## TASK REQUIREMENTS:
Extract the full listing below without altering a single character.

## EXERCISE MATERIALS:
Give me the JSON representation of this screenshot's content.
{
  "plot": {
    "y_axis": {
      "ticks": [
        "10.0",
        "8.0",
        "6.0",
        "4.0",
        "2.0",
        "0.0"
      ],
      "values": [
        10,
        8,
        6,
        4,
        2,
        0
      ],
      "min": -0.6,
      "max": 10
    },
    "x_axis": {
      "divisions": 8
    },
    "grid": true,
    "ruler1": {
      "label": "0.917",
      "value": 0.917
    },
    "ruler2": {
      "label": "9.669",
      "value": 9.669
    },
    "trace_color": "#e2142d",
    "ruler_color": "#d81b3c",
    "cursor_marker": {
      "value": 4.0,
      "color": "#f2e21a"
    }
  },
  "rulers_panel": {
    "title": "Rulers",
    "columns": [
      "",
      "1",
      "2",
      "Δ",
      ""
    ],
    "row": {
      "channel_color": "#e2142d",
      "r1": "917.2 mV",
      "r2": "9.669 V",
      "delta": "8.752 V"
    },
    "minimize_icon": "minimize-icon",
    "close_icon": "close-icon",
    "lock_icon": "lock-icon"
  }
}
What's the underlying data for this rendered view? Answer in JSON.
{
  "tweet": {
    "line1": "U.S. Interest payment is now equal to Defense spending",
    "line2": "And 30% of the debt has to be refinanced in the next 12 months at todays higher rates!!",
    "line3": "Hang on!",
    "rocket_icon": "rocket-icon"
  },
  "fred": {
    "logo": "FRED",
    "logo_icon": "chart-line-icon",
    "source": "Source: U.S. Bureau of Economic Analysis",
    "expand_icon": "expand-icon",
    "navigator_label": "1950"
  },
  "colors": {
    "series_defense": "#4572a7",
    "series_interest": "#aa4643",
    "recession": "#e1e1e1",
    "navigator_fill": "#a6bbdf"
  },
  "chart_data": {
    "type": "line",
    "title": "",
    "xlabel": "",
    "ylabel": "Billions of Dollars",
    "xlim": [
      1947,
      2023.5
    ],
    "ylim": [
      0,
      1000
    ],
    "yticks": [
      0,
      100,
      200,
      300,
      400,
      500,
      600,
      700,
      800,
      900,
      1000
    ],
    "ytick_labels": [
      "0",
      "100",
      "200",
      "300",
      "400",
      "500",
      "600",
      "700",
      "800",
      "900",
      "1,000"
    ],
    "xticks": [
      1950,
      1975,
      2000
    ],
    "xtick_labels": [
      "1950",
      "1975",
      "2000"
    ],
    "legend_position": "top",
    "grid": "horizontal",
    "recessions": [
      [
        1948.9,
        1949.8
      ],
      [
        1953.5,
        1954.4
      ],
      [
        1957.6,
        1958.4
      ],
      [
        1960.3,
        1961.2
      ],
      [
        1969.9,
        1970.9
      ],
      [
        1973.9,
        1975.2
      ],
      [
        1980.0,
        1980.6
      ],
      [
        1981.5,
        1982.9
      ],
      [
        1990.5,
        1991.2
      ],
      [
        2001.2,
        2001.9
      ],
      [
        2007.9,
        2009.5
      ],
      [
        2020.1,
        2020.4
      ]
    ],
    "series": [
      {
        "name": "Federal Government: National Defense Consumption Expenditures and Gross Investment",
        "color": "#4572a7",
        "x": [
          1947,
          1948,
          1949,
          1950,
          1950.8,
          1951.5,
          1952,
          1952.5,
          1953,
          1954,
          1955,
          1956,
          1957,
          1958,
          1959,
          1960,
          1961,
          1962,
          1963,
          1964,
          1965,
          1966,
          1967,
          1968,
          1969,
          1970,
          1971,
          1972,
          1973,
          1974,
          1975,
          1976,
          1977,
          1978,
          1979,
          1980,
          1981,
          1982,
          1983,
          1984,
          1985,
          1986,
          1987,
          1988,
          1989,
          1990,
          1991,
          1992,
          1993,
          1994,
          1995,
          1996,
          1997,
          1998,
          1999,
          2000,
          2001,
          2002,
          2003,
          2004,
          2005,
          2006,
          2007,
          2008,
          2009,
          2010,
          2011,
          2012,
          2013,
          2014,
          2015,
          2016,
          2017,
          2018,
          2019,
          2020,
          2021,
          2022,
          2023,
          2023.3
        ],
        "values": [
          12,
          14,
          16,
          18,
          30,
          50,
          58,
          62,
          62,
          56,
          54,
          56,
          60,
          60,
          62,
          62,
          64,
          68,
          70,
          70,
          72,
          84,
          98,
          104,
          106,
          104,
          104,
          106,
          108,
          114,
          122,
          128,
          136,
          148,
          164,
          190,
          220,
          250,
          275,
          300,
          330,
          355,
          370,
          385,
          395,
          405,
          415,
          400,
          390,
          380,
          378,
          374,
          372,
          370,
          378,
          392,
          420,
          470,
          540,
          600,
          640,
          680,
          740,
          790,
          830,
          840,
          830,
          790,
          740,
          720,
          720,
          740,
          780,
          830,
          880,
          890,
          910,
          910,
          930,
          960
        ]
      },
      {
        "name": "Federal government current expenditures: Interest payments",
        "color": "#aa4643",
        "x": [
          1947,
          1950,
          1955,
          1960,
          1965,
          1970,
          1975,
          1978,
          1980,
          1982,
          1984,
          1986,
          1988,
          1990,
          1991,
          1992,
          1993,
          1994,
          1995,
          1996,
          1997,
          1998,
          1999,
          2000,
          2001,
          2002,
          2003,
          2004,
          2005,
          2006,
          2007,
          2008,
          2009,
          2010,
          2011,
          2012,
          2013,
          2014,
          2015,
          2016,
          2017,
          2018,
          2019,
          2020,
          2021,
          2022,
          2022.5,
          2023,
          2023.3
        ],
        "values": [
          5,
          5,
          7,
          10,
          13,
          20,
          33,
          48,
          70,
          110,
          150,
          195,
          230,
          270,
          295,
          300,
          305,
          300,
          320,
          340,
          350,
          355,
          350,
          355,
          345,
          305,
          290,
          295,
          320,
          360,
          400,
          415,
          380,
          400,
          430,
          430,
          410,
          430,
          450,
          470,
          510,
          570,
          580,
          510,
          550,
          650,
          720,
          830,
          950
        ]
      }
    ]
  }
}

## TASK RESULT:
Give me the JSON representation of this screenshot's content.
{
  "plot": {
    "y_axis": {
      "ticks": [
        "10.0",
        "8.0",
        "6.0",
        "4.0",
        "2.0",
        "0.0"
      ],
      "values": [
        10,
        8,
        6,
        4,
        2,
        0
      ],
      "min": -0.6,
      "max": 10
    },
    "x_axis": {
      "divisions": 8
    },
    "grid": true,
    "ruler1": {
      "label": "0.917",
      "value": 0.917
    },
    "ruler2": {
      "label": "9.669",
      "value": 9.669
    },
    "trace_color": "#e2142d",
    "ruler_color": "#d81b3c",
    "cursor_marker": {
      "value": 4.0,
      "color": "#f2e21a"
    }
  },
  "rulers_panel": {
    "title": "Rulers",
    "columns": [
      "",
      "1",
      "2",
      "Δ",
      ""
    ],
    "row": {
      "channel_color": "#e2142d",
      "r1": "917.2 mV",
      "r2": "9.669 V",
      "delta": "8.752 V"
    },
    "minimize_icon": "minimize-icon",
    "close_icon": "close-icon",
    "lock_icon": "lock-icon"
  }
}
What's the underlying data for this rendered view? Answer in JSON.
{
  "tweet": {
    "line1": "U.S. Interest payment is now equal to Defense spending",
    "line2": "And 30% of the debt has to be refinanced in the next 12 months at todays higher rates!!",
    "line3": "Hang on!",
    "rocket_icon": "rocket-icon"
  },
  "fred": {
    "logo": "FRED",
    "logo_icon": "chart-line-icon",
    "source": "Source: U.S. Bureau of Economic Analysis",
    "expand_icon": "expand-icon",
    "navigator_label": "1950"
  },
  "colors": {
    "series_defense": "#4572a7",
    "series_interest": "#aa4643",
    "recession": "#e1e1e1",
    "navigator_fill": "#a6bbdf"
  },
  "chart_data": {
    "type": "line",
    "title": "",
    "xlabel": "",
    "ylabel": "Billions of Dollars",
    "xlim": [
      1947,
      2023.5
    ],
    "ylim": [
      0,
      1000
    ],
    "yticks": [
      0,
      100,
      200,
      300,
      400,
      500,
      600,
      700,
      800,
      900,
      1000
    ],
    "ytick_labels": [
      "0",
      "100",
      "200",
      "300",
      "400",
      "500",
      "600",
      "700",
      "800",
      "900",
      "1,000"
    ],
    "xticks": [
      1950,
      1975,
      2000
    ],
    "xtick_labels": [
      "1950",
      "1975",
      "2000"
    ],
    "legend_position": "top",
    "grid": "horizontal",
    "recessions": [
      [
        1948.9,
        1949.8
      ],
      [
        1953.5,
        1954.4
      ],
      [
        1957.6,
        1958.4
      ],
      [
        1960.3,
        1961.2
      ],
      [
        1969.9,
        1970.9
      ],
      [
        1973.9,
        1975.2
      ],
      [
        1980.0,
        1980.6
      ],
      [
        1981.5,
        1982.9
      ],
      [
        1990.5,
        1991.2
      ],
      [
        2001.2,
        2001.9
      ],
      [
        2007.9,
        2009.5
      ],
      [
        2020.1,
        2020.4
      ]
    ],
    "series": [
      {
        "name": "Federal Government: National Defense Consumption Expenditures and Gross Investment",
        "color": "#4572a7",
        "x": [
          1947,
          1948,
          1949,
          1950,
          1950.8,
          1951.5,
          1952,
          1952.5,
          1953,
          1954,
          1955,
          1956,
          1957,
          1958,
          1959,
          1960,
          1961,
          1962,
          1963,
          1964,
          1965,
          1966,
          1967,
          1968,
          1969,
          1970,
          1971,
          1972,
          1973,
          1974,
          1975,
          1976,
          1977,
          1978,
          1979,
          1980,
          1981,
          1982,
          1983,
          1984,
          1985,
          1986,
          1987,
          1988,
          1989,
          1990,
          1991,
          1992,
          1993,
          1994,
          1995,
          1996,
          1997,
          1998,
          1999,
          2000,
          2001,
          2002,
          2003,
          2004,
          2005,
          2006,
          2007,
          2008,
          2009,
          2010,
          2011,
          2012,
          2013,
          2014,
          2015,
          2016,
          2017,
          2018,
          2019,
          2020,
          2021,
          2022,
          2023,
          2023.3
        ],
        "values": [
          12,
          14,
          16,
          18,
          30,
          50,
          58,
          62,
          62,
          56,
          54,
          56,
          60,
          60,
          62,
          62,
          64,
          68,
          70,
          70,
          72,
          84,
          98,
          104,
          106,
          104,
          104,
          106,
          108,
          114,
          122,
          128,
          136,
          148,
          164,
          190,
          220,
          250,
          275,
          300,
          330,
          355,
          370,
          385,
          395,
          405,
          415,
          400,
          390,
          380,
          378,
          374,
          372,
          370,
          378,
          392,
          420,
          470,
          540,
          600,
          640,
          680,
          740,
          790,
          830,
          840,
          830,
          790,
          740,
          720,
          720,
          740,
          780,
          830,
          880,
          890,
          910,
          910,
          930,
          960
        ]
      },
      {
        "name": "Federal government current expenditures: Interest payments",
        "color": "#aa4643",
        "x": [
          1947,
          1950,
          1955,
          1960,
          1965,
          1970,
          1975,
          1978,
          1980,
          1982,
          1984,
          1986,
          1988,
          1990,
          1991,
          1992,
          1993,
          1994,
          1995,
          1996,
          1997,
          1998,
          1999,
          2000,
          2001,
          2002,
          2003,
          2004,
          2005,
          2006,
          2007,
          2008,
          2009,
          2010,
          2011,
          2012,
          2013,
          2014,
          2015,
          2016,
          2017,
          2018,
          2019,
          2020,
          2021,
          2022,
          2022.5,
          2023,
          2023.3
        ],
        "values": [
          5,
          5,
          7,
          10,
          13,
          20,
          33,
          48,
          70,
          110,
          150,
          195,
          230,
          270,
          295,
          300,
          305,
          300,
          320,
          340,
          350,
          355,
          350,
          355,
          345,
          305,
          290,
          295,
          320,
          360,
          400,
          415,
          380,
          400,
          430,
          430,
          410,
          430,
          450,
          470,
          510,
          570,
          580,
          510,
          550,
          650,
          720,
          830,
          950
        ]
      }
    ]
  }
}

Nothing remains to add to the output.